*REQUEST*. Pull every line with the word "title" out of the entries below.

*ENTRIES SHOWN*.
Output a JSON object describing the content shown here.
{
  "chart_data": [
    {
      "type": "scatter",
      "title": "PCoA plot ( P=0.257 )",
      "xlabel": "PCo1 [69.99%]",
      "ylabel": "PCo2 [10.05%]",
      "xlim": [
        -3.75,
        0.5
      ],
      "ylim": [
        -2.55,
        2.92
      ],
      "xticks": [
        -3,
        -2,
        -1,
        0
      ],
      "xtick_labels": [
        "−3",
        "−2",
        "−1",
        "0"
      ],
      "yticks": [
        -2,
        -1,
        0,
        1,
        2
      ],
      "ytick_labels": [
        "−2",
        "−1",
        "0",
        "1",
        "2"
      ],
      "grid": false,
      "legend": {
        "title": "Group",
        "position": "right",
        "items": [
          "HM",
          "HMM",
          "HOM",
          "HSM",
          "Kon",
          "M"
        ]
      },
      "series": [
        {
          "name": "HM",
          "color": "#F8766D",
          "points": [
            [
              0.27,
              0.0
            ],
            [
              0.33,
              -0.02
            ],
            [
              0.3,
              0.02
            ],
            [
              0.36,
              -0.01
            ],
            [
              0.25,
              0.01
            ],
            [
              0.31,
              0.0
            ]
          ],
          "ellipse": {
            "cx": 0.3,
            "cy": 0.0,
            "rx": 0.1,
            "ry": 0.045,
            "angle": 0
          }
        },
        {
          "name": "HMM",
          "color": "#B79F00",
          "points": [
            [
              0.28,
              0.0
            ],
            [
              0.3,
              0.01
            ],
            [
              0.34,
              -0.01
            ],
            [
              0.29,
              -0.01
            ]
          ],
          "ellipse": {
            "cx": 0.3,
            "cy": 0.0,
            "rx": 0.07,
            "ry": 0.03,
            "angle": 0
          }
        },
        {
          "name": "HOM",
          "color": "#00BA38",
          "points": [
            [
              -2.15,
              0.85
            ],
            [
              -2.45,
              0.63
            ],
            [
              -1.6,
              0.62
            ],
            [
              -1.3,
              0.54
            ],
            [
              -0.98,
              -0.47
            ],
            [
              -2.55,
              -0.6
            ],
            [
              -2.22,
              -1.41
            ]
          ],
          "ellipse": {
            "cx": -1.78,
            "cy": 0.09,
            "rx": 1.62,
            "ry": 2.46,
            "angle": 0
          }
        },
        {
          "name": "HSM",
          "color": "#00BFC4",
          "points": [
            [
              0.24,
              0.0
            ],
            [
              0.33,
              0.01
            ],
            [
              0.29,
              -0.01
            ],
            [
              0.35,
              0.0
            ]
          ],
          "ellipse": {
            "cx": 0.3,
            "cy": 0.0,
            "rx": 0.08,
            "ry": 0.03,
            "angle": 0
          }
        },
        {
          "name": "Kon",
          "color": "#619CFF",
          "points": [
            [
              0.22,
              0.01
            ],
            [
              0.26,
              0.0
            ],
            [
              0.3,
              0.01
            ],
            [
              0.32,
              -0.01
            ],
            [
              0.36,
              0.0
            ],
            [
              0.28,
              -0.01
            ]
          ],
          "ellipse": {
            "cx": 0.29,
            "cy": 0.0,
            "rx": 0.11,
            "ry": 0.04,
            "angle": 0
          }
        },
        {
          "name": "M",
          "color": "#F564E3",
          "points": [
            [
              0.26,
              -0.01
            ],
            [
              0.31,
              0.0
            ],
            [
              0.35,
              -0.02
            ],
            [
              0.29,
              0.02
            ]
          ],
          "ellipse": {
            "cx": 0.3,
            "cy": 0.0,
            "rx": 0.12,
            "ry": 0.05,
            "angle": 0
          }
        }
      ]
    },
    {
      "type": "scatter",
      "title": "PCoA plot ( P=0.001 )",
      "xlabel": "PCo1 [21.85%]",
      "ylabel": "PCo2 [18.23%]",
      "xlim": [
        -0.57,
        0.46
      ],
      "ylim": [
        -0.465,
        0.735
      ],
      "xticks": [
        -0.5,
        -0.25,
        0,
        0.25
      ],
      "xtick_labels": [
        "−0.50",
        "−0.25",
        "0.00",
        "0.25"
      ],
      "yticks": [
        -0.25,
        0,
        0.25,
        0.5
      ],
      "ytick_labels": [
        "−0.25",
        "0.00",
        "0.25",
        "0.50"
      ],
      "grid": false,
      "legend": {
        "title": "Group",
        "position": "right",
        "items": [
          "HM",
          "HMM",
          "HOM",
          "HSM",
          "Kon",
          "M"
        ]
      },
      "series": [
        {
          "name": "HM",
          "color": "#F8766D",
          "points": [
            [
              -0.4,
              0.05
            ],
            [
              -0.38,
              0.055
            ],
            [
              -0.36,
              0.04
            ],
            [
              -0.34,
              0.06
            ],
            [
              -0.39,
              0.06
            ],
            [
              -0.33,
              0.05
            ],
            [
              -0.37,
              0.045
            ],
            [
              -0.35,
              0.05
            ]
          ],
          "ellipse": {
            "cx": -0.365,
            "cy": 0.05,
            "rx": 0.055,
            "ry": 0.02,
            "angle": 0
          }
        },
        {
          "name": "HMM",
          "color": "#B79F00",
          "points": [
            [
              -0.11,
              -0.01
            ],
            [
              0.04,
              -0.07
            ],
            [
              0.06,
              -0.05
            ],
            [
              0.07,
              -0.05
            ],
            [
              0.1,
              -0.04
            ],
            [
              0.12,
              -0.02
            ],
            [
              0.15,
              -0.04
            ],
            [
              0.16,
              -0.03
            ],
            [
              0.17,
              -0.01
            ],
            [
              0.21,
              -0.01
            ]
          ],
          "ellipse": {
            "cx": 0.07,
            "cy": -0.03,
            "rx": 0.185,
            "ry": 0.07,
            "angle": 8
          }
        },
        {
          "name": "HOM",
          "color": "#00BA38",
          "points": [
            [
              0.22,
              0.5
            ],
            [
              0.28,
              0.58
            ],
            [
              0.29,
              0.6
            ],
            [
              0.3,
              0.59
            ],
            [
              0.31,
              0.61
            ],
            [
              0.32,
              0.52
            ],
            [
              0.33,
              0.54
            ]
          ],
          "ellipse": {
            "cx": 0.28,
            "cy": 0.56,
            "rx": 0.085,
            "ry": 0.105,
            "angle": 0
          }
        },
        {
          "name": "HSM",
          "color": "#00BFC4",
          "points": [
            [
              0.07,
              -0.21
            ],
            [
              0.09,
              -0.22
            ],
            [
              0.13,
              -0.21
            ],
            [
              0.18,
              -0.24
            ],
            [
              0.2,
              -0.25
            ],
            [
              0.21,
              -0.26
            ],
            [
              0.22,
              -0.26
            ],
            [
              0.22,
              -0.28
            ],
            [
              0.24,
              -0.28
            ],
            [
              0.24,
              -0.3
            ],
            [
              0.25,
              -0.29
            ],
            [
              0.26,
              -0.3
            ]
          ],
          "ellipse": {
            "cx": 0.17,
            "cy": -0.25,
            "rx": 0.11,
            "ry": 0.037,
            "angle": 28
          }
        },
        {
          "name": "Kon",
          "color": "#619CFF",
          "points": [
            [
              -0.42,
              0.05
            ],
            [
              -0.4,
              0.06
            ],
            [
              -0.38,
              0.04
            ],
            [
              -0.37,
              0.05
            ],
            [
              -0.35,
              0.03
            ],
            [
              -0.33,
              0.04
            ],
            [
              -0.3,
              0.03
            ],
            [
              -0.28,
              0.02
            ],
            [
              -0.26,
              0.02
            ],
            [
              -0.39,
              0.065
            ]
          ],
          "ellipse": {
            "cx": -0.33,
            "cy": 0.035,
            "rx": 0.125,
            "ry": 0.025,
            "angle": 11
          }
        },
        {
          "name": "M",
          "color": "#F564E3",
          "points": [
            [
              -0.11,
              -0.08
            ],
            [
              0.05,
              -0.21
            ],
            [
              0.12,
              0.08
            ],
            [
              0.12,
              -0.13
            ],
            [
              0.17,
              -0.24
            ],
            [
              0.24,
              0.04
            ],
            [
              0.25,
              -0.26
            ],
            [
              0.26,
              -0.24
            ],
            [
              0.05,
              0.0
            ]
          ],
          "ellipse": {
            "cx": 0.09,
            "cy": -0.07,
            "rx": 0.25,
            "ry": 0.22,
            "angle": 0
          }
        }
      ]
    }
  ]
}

*RESPONSE TO THE EXERCISE*.
      "title": "PCoA plot ( P=0.257 )",
        "title": "Group",
      "title": "PCoA plot ( P=0.001 )",
        "title": "Group",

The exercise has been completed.